The British Orienteering Federation Limited, generally known and branded as British Orienteering, is the national sports governing body for the sport of orienteering in the United Kingdom.

The federation was founded in June 1967, and is a member of the IOF.

History

History of Orienteering in UK before the BOF 
Orienteering was introduced to the UK in the 1950s and was heavily supported by renowned Olympians including John Disley and Chris Brasher. The early years were helped by orienteers from Sweden: in 1962 Baron 'Rak' Largerfelt of the Stockholm Orienteering Club came to Scotland to help develop the sport. This culminated in the first championship being held in May 1962 at Dunkeld, and the formation of the Scottish Orienteering Association.

Later visitors from Sweden included Jan Kjellström, a son of Silva compass founder Alvar Kjellström. Kjellström played an important role in the development of the sport and helped to accelerate developments in orienteering competition, mapping and coaching. Kjellström died in a road accident early in the year of 1967.
1967 saw the first Jan Kjellström International Festival of Orienteering or "JK", held in memory of Kjellström. Later that year the British Orienteering Federation was formed by the amalgamation of the English and Scottish Associations leading to the first British Orienteering Championships held at Hamsterley Forest.

After the Founding of BOF 
With the growth of the sport BOF was founded in 1967, and continued to develop. There were 12 national and regional associations by 1972; the British Schools Orienteering Association joining in 1995 when it was formed to promote orienteering in schools. The Federation's membership had reached around 10,000 by 1998 and the club membership had increased to more 150 clubs.

Structure 
The federation is made up of thirteen constituent associations, one each for Scotland, Wales, and Northern Ireland; nine for the English regions; and the British Schools Orienteering Association. The nine English regions are also Members of the English Orienteering Council (EOC).

○ ○ ○ ○ ○ ○ ○

Work instructions - Please answer from the British Orienteering article: where were the first British Orienteering Championships held? The rows after this point are separate material, unconnected to the British Orienteering article.

○ ○ ○ ○ ○ ○ ○

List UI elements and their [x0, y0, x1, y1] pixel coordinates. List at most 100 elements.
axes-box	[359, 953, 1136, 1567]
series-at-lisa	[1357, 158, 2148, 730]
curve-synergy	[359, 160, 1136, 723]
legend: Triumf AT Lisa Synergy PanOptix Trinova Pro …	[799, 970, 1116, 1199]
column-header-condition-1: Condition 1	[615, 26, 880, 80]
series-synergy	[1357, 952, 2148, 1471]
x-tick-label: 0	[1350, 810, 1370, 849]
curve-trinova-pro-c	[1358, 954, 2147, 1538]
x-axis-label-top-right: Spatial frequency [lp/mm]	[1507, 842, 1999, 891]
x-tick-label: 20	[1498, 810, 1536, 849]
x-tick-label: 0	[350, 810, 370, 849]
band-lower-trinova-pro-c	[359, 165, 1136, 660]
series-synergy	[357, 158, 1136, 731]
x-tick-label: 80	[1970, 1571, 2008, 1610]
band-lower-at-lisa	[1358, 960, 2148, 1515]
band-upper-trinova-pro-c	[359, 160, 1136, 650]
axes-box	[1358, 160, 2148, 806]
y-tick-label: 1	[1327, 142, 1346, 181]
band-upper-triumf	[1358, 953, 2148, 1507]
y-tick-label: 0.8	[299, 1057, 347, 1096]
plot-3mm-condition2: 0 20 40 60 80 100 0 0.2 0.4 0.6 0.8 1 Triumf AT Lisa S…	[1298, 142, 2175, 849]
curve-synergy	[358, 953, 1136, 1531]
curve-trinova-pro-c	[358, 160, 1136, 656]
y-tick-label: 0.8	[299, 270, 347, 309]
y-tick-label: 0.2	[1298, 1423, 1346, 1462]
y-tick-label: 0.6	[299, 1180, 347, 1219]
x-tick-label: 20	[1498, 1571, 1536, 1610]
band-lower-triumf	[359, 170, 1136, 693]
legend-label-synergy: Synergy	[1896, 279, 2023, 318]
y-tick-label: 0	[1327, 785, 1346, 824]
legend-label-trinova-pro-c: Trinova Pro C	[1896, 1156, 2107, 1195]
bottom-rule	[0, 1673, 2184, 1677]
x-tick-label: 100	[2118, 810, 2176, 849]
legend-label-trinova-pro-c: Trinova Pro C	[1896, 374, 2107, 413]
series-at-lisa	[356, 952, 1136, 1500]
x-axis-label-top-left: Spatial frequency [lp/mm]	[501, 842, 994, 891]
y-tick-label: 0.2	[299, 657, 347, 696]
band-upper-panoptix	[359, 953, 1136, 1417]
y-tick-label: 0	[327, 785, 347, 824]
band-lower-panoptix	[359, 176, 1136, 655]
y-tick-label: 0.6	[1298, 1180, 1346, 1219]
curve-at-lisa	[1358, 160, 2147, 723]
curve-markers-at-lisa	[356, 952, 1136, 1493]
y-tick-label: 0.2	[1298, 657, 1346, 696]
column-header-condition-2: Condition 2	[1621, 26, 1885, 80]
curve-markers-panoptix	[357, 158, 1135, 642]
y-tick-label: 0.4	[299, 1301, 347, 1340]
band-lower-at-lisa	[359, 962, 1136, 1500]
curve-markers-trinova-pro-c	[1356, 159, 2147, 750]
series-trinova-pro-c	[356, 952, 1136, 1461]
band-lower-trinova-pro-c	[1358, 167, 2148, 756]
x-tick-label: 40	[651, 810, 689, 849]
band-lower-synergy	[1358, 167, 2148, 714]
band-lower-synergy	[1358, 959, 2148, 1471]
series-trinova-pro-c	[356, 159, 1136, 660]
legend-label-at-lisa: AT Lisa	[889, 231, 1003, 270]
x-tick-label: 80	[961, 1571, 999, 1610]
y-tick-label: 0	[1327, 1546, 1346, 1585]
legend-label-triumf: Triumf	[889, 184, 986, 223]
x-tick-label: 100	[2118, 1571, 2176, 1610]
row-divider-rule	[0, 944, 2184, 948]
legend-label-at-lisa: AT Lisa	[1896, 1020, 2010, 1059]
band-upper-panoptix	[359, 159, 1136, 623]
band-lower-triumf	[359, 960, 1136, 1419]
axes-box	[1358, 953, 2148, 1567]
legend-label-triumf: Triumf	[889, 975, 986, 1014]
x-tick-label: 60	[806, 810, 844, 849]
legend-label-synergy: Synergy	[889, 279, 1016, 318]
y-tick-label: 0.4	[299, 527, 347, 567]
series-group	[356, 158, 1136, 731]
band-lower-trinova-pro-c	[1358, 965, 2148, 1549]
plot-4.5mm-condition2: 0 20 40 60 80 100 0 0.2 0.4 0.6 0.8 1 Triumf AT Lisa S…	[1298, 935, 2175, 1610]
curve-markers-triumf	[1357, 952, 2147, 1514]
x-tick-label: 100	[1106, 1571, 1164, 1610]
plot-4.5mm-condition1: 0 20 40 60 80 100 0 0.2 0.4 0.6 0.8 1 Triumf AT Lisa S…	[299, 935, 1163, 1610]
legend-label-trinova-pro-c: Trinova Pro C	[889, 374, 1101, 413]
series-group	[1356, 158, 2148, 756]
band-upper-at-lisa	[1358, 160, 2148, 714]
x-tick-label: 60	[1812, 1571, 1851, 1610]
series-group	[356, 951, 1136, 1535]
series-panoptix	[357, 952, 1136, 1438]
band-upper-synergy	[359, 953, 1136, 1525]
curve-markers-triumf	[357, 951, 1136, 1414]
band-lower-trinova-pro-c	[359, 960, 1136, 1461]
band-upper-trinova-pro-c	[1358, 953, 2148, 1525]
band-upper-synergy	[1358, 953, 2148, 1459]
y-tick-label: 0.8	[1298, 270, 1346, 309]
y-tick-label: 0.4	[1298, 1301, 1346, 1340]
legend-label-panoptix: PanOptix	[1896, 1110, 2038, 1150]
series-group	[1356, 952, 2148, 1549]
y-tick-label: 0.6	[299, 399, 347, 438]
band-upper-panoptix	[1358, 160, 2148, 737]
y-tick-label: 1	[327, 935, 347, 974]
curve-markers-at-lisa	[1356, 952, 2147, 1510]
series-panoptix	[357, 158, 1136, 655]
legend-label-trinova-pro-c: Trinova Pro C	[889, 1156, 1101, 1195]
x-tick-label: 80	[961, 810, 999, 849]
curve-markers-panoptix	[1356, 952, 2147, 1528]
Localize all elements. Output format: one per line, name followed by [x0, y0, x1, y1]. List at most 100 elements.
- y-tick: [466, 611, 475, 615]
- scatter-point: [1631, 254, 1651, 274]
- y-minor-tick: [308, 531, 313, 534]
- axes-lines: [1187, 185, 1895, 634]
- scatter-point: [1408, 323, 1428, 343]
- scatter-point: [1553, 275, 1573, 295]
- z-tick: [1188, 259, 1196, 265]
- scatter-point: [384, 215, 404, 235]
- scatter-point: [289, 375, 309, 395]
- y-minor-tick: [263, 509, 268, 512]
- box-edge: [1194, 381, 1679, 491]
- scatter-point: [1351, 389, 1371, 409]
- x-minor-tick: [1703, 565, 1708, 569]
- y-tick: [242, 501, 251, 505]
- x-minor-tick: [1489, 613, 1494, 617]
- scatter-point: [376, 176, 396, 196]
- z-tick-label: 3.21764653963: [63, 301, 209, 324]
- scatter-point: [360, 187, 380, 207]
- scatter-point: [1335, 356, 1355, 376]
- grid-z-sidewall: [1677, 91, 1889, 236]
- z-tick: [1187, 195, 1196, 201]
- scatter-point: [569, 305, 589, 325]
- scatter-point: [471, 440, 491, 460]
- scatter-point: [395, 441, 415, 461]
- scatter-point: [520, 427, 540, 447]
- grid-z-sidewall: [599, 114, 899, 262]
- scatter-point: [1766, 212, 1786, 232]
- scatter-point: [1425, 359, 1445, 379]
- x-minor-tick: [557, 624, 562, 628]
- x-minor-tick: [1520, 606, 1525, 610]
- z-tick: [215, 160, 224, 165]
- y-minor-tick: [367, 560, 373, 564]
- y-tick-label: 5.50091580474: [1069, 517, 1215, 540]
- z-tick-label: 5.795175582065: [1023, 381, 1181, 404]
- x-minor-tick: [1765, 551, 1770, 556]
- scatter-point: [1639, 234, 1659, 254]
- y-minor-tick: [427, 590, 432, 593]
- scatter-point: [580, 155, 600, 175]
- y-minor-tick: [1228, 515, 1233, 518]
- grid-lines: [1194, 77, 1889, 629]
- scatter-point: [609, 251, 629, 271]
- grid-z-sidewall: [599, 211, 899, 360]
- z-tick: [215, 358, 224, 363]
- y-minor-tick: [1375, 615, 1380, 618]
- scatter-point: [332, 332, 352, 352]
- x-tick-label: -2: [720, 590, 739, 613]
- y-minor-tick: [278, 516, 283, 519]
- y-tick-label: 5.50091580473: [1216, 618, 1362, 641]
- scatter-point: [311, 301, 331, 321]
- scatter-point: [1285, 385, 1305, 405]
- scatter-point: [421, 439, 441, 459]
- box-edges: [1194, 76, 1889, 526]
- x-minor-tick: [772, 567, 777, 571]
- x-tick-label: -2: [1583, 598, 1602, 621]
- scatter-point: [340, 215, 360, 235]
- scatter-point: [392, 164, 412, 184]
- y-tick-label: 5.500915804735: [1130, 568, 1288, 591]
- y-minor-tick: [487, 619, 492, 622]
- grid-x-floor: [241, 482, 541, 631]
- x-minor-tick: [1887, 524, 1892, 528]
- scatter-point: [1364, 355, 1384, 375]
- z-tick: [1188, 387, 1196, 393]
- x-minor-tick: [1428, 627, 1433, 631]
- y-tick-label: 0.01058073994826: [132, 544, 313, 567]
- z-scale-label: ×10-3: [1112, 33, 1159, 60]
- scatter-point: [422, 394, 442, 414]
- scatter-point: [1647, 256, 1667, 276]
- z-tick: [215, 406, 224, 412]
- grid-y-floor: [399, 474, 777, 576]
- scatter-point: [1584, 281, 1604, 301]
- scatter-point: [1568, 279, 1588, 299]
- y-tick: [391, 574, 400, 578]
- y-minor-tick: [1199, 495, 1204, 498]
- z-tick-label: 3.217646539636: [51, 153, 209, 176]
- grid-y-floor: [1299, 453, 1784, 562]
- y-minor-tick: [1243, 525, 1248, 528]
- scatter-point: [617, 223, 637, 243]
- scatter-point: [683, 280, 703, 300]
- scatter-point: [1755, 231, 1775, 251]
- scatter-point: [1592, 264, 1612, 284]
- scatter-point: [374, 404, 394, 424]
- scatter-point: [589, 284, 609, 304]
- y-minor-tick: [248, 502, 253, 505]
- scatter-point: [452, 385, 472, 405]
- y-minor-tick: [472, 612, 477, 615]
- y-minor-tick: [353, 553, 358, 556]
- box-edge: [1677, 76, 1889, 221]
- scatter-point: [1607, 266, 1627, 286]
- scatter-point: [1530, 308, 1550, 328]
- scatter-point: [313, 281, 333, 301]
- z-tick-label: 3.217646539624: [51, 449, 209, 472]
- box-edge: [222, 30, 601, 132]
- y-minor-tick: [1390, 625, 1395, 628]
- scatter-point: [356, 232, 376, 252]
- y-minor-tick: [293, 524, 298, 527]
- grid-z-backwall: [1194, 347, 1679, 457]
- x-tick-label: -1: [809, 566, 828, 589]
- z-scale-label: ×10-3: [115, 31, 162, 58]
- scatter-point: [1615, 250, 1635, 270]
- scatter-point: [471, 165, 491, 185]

○ ○ ○ ○ ○ ○ ○

Answer to this task - Hamsterley Forest.